**What needs to be done:** From the listing that follows, output everything exactly except the pictures.

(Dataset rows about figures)
■ ■ ■ ■ ■
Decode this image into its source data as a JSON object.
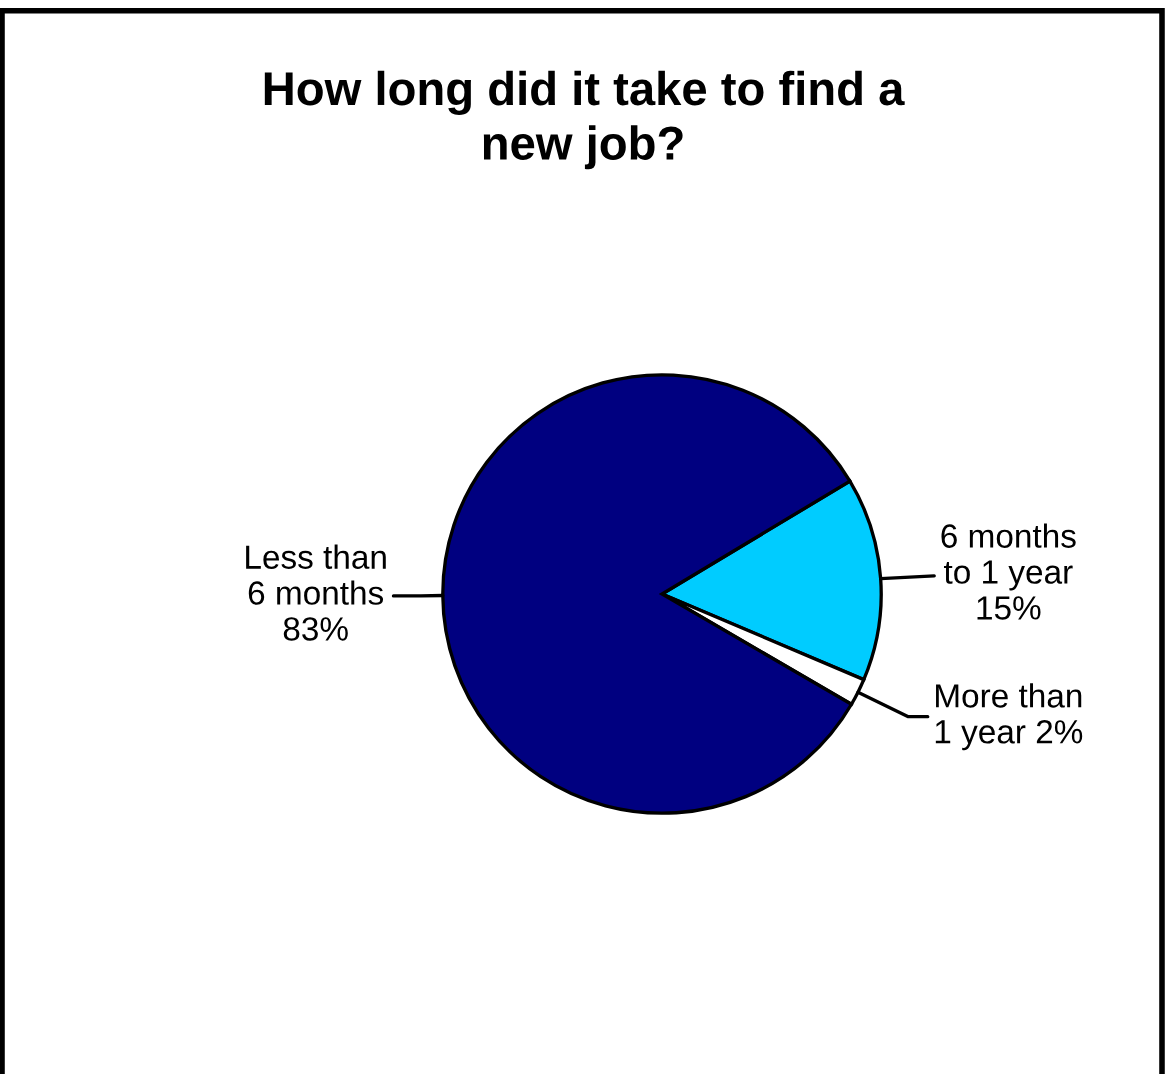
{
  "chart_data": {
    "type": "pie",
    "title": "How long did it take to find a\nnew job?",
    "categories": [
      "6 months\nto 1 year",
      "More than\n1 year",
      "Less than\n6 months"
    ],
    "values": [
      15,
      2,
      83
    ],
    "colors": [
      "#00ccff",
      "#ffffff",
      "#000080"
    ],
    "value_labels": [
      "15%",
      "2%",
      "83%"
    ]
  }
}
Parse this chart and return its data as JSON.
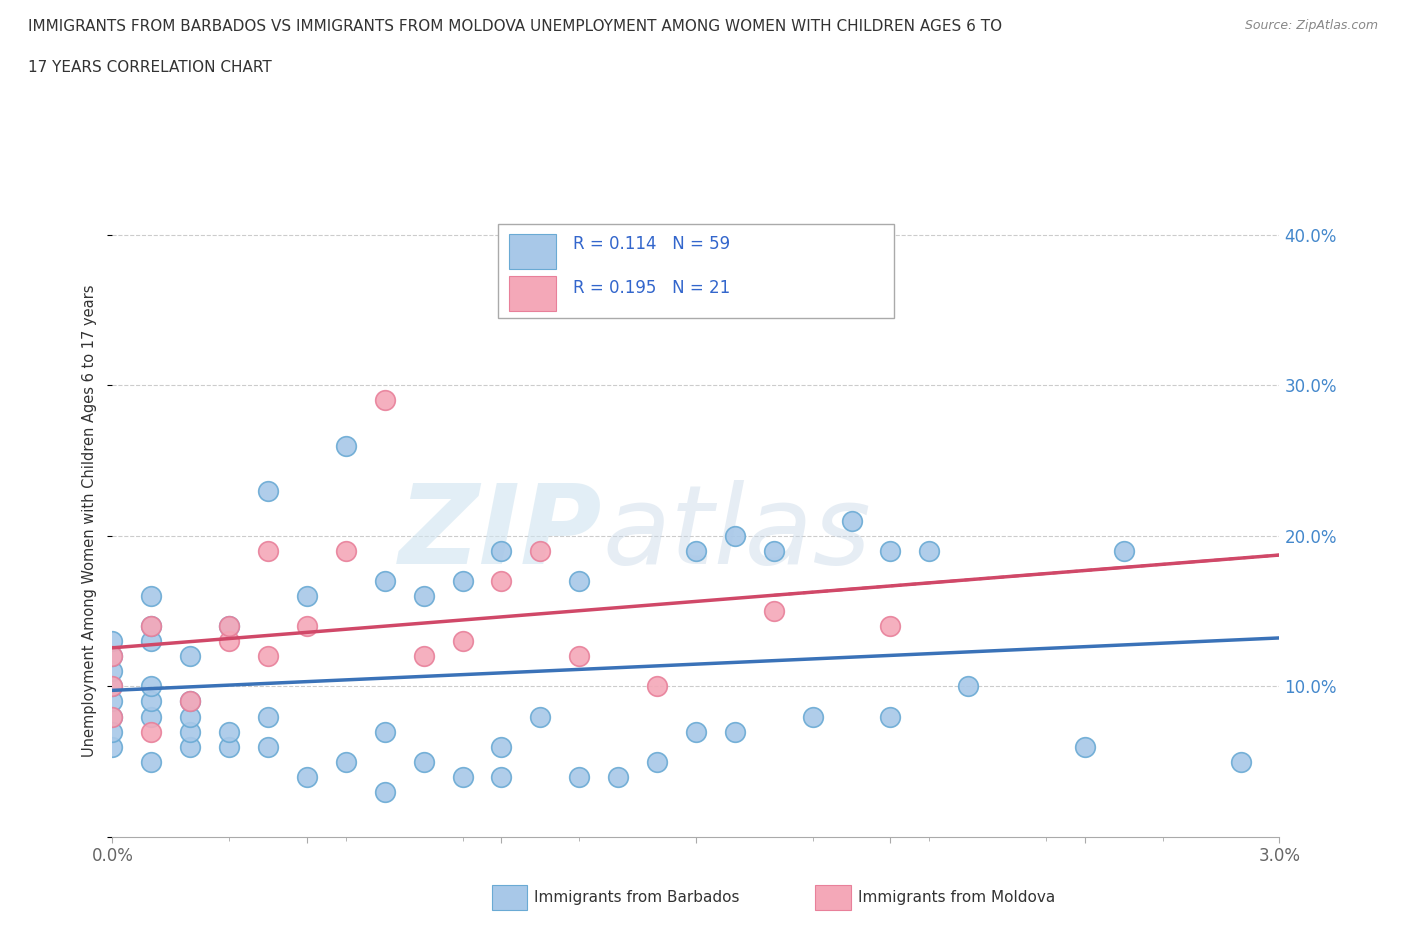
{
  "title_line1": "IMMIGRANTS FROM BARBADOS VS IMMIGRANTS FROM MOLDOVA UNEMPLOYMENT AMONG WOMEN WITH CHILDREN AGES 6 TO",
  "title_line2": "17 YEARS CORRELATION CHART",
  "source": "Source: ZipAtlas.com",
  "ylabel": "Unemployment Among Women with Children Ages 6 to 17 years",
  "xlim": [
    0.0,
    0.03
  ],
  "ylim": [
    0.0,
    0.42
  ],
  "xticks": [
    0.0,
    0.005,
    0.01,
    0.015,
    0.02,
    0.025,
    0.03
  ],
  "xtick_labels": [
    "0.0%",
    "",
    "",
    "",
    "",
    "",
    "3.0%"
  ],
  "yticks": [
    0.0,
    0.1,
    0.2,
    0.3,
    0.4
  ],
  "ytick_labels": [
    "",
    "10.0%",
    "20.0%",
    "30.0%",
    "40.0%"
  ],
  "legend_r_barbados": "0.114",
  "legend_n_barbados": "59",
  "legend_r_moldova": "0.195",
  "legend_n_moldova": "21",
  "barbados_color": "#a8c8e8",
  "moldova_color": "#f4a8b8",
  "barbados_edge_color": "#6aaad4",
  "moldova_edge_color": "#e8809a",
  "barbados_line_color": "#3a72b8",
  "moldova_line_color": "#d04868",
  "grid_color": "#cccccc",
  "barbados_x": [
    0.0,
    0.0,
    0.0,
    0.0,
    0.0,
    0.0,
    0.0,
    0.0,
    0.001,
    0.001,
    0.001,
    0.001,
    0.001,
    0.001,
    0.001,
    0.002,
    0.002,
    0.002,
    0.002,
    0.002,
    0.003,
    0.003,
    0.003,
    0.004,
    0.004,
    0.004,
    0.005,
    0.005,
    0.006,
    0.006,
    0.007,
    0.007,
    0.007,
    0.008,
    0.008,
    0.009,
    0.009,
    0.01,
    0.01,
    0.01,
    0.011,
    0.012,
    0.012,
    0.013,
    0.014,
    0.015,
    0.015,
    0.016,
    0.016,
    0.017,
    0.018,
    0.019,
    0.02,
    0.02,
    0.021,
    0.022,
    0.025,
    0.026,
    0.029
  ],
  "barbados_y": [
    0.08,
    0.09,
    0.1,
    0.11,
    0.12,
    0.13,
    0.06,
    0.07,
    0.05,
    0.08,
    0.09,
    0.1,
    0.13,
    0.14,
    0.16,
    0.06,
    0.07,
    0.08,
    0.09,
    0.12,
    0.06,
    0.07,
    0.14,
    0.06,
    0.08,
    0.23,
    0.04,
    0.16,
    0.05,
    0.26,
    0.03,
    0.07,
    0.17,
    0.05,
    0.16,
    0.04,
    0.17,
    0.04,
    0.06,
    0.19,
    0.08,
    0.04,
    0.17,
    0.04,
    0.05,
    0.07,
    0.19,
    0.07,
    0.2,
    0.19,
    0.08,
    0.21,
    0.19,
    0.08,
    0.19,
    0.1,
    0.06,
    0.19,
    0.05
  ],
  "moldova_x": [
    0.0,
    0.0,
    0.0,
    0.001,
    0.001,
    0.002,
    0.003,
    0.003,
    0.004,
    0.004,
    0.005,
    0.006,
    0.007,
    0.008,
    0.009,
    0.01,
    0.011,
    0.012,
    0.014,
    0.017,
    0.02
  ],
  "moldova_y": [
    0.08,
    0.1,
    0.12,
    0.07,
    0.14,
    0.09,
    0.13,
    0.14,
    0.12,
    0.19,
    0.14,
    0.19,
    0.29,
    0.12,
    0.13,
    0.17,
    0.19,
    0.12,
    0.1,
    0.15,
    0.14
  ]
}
■ ■ ■ ■ ■
**Task answer:**
Decode this image into its source data as a JSON object.
{
  "chart_data": {
    "type": "pie",
    "title": "How long did it take to find a\nnew job?",
    "categories": [
      "6 months\nto 1 year",
      "More than\n1 year",
      "Less than\n6 months"
    ],
    "values": [
      15,
      2,
      83
    ],
    "colors": [
      "#00ccff",
      "#ffffff",
      "#000080"
    ],
    "value_labels": [
      "15%",
      "2%",
      "83%"
    ]
  }
}
Parse this chart and return its data as JSON.
{
  "title_line1": "IMMIGRANTS FROM BARBADOS VS IMMIGRANTS FROM MOLDOVA UNEMPLOYMENT AMONG WOMEN WITH CHILDREN AGES 6 TO",
  "title_line2": "17 YEARS CORRELATION CHART",
  "source": "Source: ZipAtlas.com",
  "ylabel": "Unemployment Among Women with Children Ages 6 to 17 years",
  "xlim": [
    0.0,
    0.03
  ],
  "ylim": [
    0.0,
    0.42
  ],
  "xticks": [
    0.0,
    0.005,
    0.01,
    0.015,
    0.02,
    0.025,
    0.03
  ],
  "xtick_labels": [
    "0.0%",
    "",
    "",
    "",
    "",
    "",
    "3.0%"
  ],
  "yticks": [
    0.0,
    0.1,
    0.2,
    0.3,
    0.4
  ],
  "ytick_labels": [
    "",
    "10.0%",
    "20.0%",
    "30.0%",
    "40.0%"
  ],
  "legend_r_barbados": "0.114",
  "legend_n_barbados": "59",
  "legend_r_moldova": "0.195",
  "legend_n_moldova": "21",
  "barbados_color": "#a8c8e8",
  "moldova_color": "#f4a8b8",
  "barbados_edge_color": "#6aaad4",
  "moldova_edge_color": "#e8809a",
  "barbados_line_color": "#3a72b8",
  "moldova_line_color": "#d04868",
  "grid_color": "#cccccc",
  "barbados_x": [
    0.0,
    0.0,
    0.0,
    0.0,
    0.0,
    0.0,
    0.0,
    0.0,
    0.001,
    0.001,
    0.001,
    0.001,
    0.001,
    0.001,
    0.001,
    0.002,
    0.002,
    0.002,
    0.002,
    0.002,
    0.003,
    0.003,
    0.003,
    0.004,
    0.004,
    0.004,
    0.005,
    0.005,
    0.006,
    0.006,
    0.007,
    0.007,
    0.007,
    0.008,
    0.008,
    0.009,
    0.009,
    0.01,
    0.01,
    0.01,
    0.011,
    0.012,
    0.012,
    0.013,
    0.014,
    0.015,
    0.015,
    0.016,
    0.016,
    0.017,
    0.018,
    0.019,
    0.02,
    0.02,
    0.021,
    0.022,
    0.025,
    0.026,
    0.029
  ],
  "barbados_y": [
    0.08,
    0.09,
    0.1,
    0.11,
    0.12,
    0.13,
    0.06,
    0.07,
    0.05,
    0.08,
    0.09,
    0.1,
    0.13,
    0.14,
    0.16,
    0.06,
    0.07,
    0.08,
    0.09,
    0.12,
    0.06,
    0.07,
    0.14,
    0.06,
    0.08,
    0.23,
    0.04,
    0.16,
    0.05,
    0.26,
    0.03,
    0.07,
    0.17,
    0.05,
    0.16,
    0.04,
    0.17,
    0.04,
    0.06,
    0.19,
    0.08,
    0.04,
    0.17,
    0.04,
    0.05,
    0.07,
    0.19,
    0.07,
    0.2,
    0.19,
    0.08,
    0.21,
    0.19,
    0.08,
    0.19,
    0.1,
    0.06,
    0.19,
    0.05
  ],
  "moldova_x": [
    0.0,
    0.0,
    0.0,
    0.001,
    0.001,
    0.002,
    0.003,
    0.003,
    0.004,
    0.004,
    0.005,
    0.006,
    0.007,
    0.008,
    0.009,
    0.01,
    0.011,
    0.012,
    0.014,
    0.017,
    0.02
  ],
  "moldova_y": [
    0.08,
    0.1,
    0.12,
    0.07,
    0.14,
    0.09,
    0.13,
    0.14,
    0.12,
    0.19,
    0.14,
    0.19,
    0.29,
    0.12,
    0.13,
    0.17,
    0.19,
    0.12,
    0.1,
    0.15,
    0.14
  ]
}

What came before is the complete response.